• [Short problem] Check every line below for the word "Windows" and show those that hold it.

-- Start Raw records --

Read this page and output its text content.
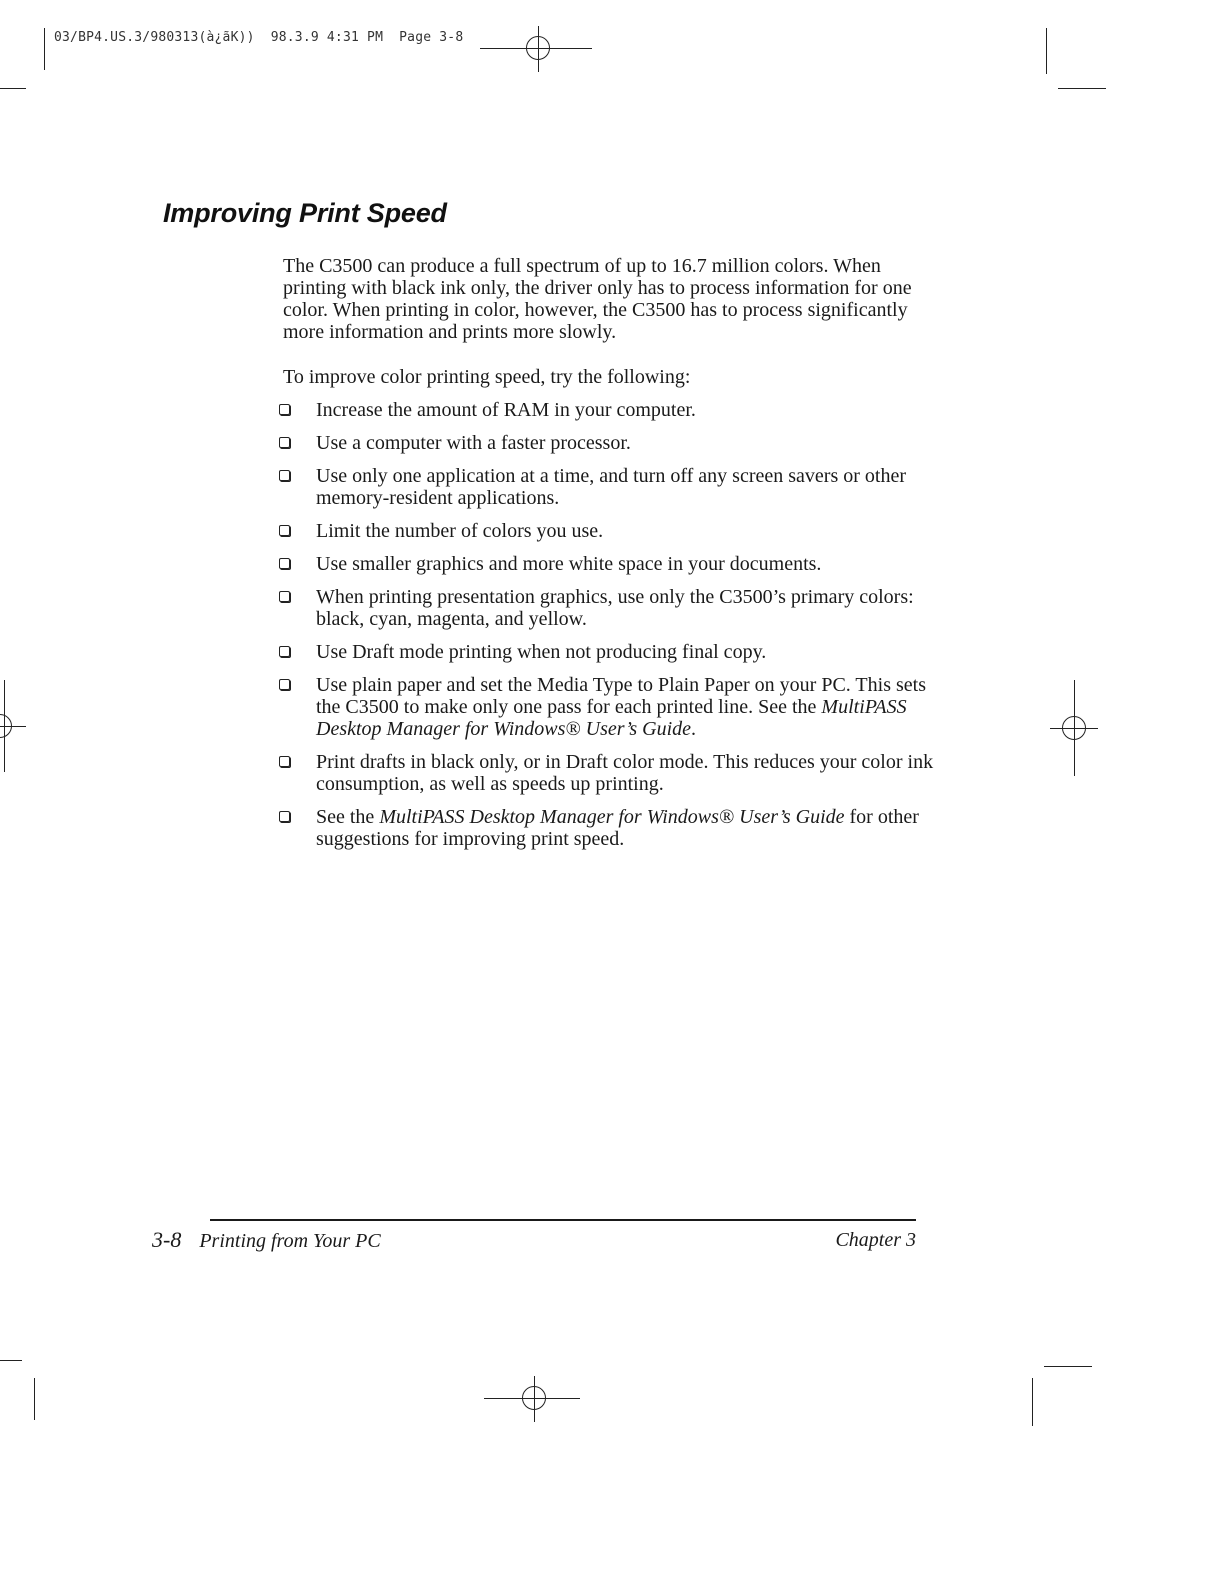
03/BP4.US.3/980313(à¿ãK))  98.3.9 4:31 PM  Page 3-8
Improving Print Speed

The C3500 can produce a full spectrum of up to 16.7 million colors. When printing with black ink only, the driver only has to process information for one color. When printing in color, however, the C3500 has to process significantly more information and prints more slowly.

To improve color printing speed, try the following:

Increase the amount of RAM in your computer.
Use a computer with a faster processor.
Use only one application at a time, and turn off any screen savers or other memory-resident applications.
Limit the number of colors you use.
Use smaller graphics and more white space in your documents.
When printing presentation graphics, use only the C3500’s primary colors: black, cyan, magenta, and yellow.
Use Draft mode printing when not producing final copy.
Use plain paper and set the Media Type to Plain Paper on your PC. This sets the C3500 to make only one pass for each printed line. See the MultiPASS Desktop Manager for Windows® User’s Guide.
Print drafts in black only, or in Draft color mode. This reduces your color ink consumption, as well as speeds up printing.
See the MultiPASS Desktop Manager for Windows® User’s Guide for other suggestions for improving print speed.
3-8 Printing from Your PC	Chapter 3
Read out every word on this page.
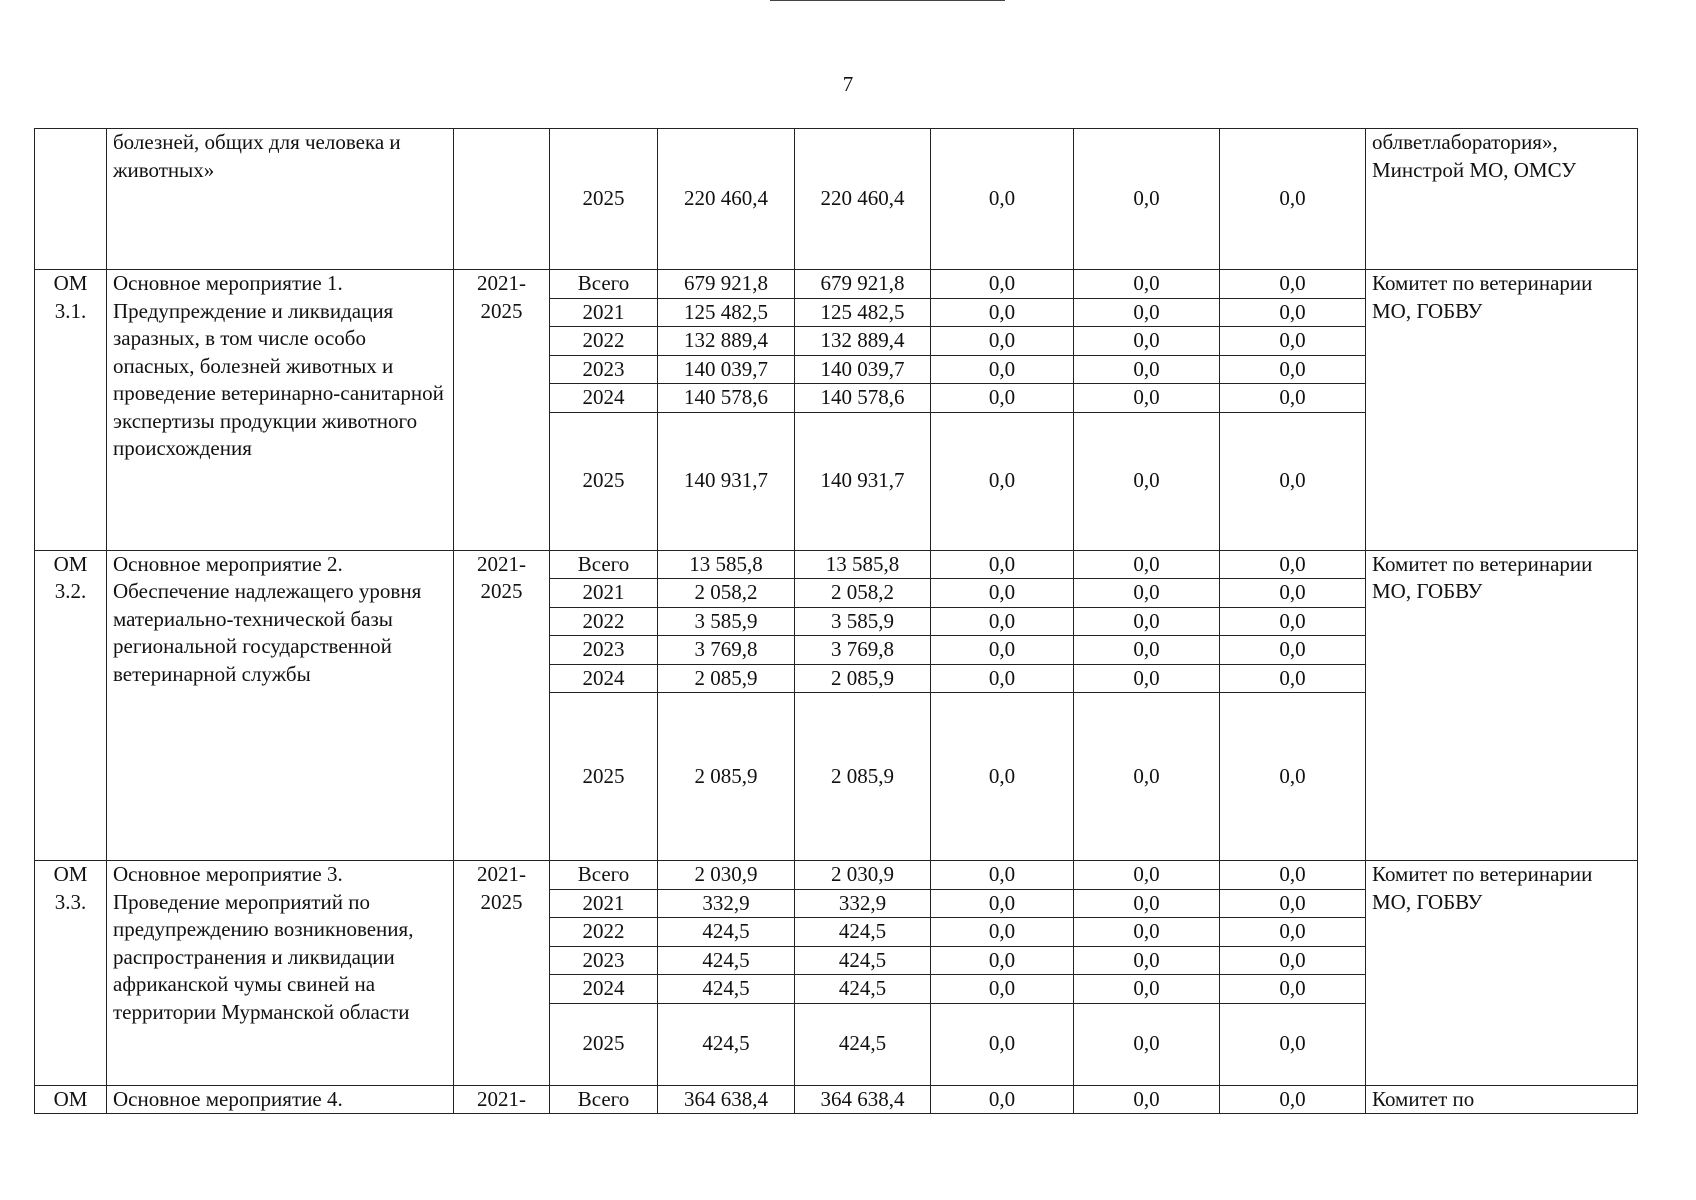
7
	болезней, общих для человека и животных»		2025	220 460,4	220 460,4	0,0	0,0	0,0	облветлаборатория», Минстрой МО, ОМСУ
ОМ 3.1.	Основное мероприятие 1. Предупреждение и ликвидация заразных, в том числе особо опасных, болезней животных и проведение ветеринарно-санитарной экспертизы продукции животного происхождения	2021-2025	Всего	679 921,8	679 921,8	0,0	0,0	0,0	Комитет по ветеринарии МО, ГОБВУ
			2021	125 482,5	125 482,5	0,0	0,0	0,0	
			2022	132 889,4	132 889,4	0,0	0,0	0,0	
			2023	140 039,7	140 039,7	0,0	0,0	0,0	
			2024	140 578,6	140 578,6	0,0	0,0	0,0	
			2025	140 931,7	140 931,7	0,0	0,0	0,0	
ОМ 3.2.	Основное мероприятие 2. Обеспечение надлежащего уровня материально-технической базы региональной государственной ветеринарной службы	2021-2025	Всего	13 585,8	13 585,8	0,0	0,0	0,0	Комитет по ветеринарии МО, ГОБВУ
			2021	2 058,2	2 058,2	0,0	0,0	0,0	
			2022	3 585,9	3 585,9	0,0	0,0	0,0	
			2023	3 769,8	3 769,8	0,0	0,0	0,0	
			2024	2 085,9	2 085,9	0,0	0,0	0,0	
			2025	2 085,9	2 085,9	0,0	0,0	0,0	
ОМ 3.3.	Основное мероприятие 3. Проведение мероприятий по предупреждению возникновения, распространения и ликвидации африканской чумы свиней на территории Мурманской области	2021-2025	Всего	2 030,9	2 030,9	0,0	0,0	0,0	Комитет по ветеринарии МО, ГОБВУ
			2021	332,9	332,9	0,0	0,0	0,0	
			2022	424,5	424,5	0,0	0,0	0,0	
			2023	424,5	424,5	0,0	0,0	0,0	
			2024	424,5	424,5	0,0	0,0	0,0	
			2025	424,5	424,5	0,0	0,0	0,0	
ОМ	Основное мероприятие 4.	2021-	Всего	364 638,4	364 638,4	0,0	0,0	0,0	Комитет по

-- End Raw records --

• [Answer to this exercise]
Use plain paper and set the Media Type to Plain Paper on your PC. This sets the C3500 to make only one pass for each printed line. See the MultiPASS Desktop Manager for Windows® User’s Guide.
See the MultiPASS Desktop Manager for Windows® User’s Guide for other suggestions for improving print speed.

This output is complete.